TASK DESCRIPTION: Identify the lines that contain the string "years" and copy all of them.

Stored records:
>>>>
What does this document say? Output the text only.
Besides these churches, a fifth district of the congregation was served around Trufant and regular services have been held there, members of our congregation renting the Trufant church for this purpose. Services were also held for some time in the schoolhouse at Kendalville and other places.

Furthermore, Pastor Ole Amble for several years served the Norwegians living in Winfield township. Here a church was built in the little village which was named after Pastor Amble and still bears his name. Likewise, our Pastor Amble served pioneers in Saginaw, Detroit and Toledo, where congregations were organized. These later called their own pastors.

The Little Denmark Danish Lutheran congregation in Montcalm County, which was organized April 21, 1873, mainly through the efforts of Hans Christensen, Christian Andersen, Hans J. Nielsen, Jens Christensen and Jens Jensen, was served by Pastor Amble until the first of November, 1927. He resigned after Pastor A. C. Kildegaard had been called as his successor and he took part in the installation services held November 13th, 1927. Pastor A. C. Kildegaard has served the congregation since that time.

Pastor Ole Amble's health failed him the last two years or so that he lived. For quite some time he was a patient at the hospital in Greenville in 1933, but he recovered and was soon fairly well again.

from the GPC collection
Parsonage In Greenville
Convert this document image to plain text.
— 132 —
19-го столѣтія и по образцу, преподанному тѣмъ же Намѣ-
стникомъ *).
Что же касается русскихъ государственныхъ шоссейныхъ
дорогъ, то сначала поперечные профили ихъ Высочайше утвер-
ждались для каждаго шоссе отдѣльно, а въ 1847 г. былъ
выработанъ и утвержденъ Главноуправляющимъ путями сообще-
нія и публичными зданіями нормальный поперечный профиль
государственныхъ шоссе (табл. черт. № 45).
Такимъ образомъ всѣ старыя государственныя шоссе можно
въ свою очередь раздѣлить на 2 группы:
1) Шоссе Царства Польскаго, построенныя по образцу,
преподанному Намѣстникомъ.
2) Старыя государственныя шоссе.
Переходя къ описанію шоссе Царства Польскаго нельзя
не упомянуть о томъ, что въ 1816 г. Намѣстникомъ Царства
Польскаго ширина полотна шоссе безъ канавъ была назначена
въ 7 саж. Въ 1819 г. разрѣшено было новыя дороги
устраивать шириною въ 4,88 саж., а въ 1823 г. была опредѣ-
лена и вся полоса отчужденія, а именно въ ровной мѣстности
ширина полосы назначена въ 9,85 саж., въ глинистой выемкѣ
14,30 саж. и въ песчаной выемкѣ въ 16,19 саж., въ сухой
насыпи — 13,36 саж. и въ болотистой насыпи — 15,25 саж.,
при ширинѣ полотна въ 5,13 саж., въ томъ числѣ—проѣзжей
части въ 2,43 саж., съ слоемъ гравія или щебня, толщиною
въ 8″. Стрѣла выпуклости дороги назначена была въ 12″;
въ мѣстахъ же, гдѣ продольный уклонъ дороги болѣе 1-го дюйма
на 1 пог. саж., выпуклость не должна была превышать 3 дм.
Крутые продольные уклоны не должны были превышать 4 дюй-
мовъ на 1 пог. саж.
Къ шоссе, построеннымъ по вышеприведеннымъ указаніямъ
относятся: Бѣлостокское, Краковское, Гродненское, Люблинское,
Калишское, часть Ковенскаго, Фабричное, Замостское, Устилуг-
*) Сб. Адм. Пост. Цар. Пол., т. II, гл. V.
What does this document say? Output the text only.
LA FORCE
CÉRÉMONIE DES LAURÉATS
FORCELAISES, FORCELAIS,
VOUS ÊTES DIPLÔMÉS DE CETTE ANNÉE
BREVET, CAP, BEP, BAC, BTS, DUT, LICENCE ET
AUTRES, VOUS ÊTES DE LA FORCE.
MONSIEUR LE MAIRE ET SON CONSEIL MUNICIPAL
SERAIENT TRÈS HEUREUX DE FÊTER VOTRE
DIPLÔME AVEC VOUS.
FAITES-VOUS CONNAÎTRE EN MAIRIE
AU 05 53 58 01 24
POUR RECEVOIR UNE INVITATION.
<<<<
RESULT OF THE TASK:
Furthermore, Pastor Ole Amble for several years served the Norwegians living in Winfield township. Here a church was built in the little village which was named after Pastor Amble and still bears his name. Likewise, our Pastor Amble served pioneers in Saginaw, Detroit and Toledo, where congregations were organized. These later called their own pastors.
Pastor Ole Amble's health failed him the last two years or so that he lived. For quite some time he was a patient at the hospital in Greenville in 1933, but he recovered and was soon fairly well again.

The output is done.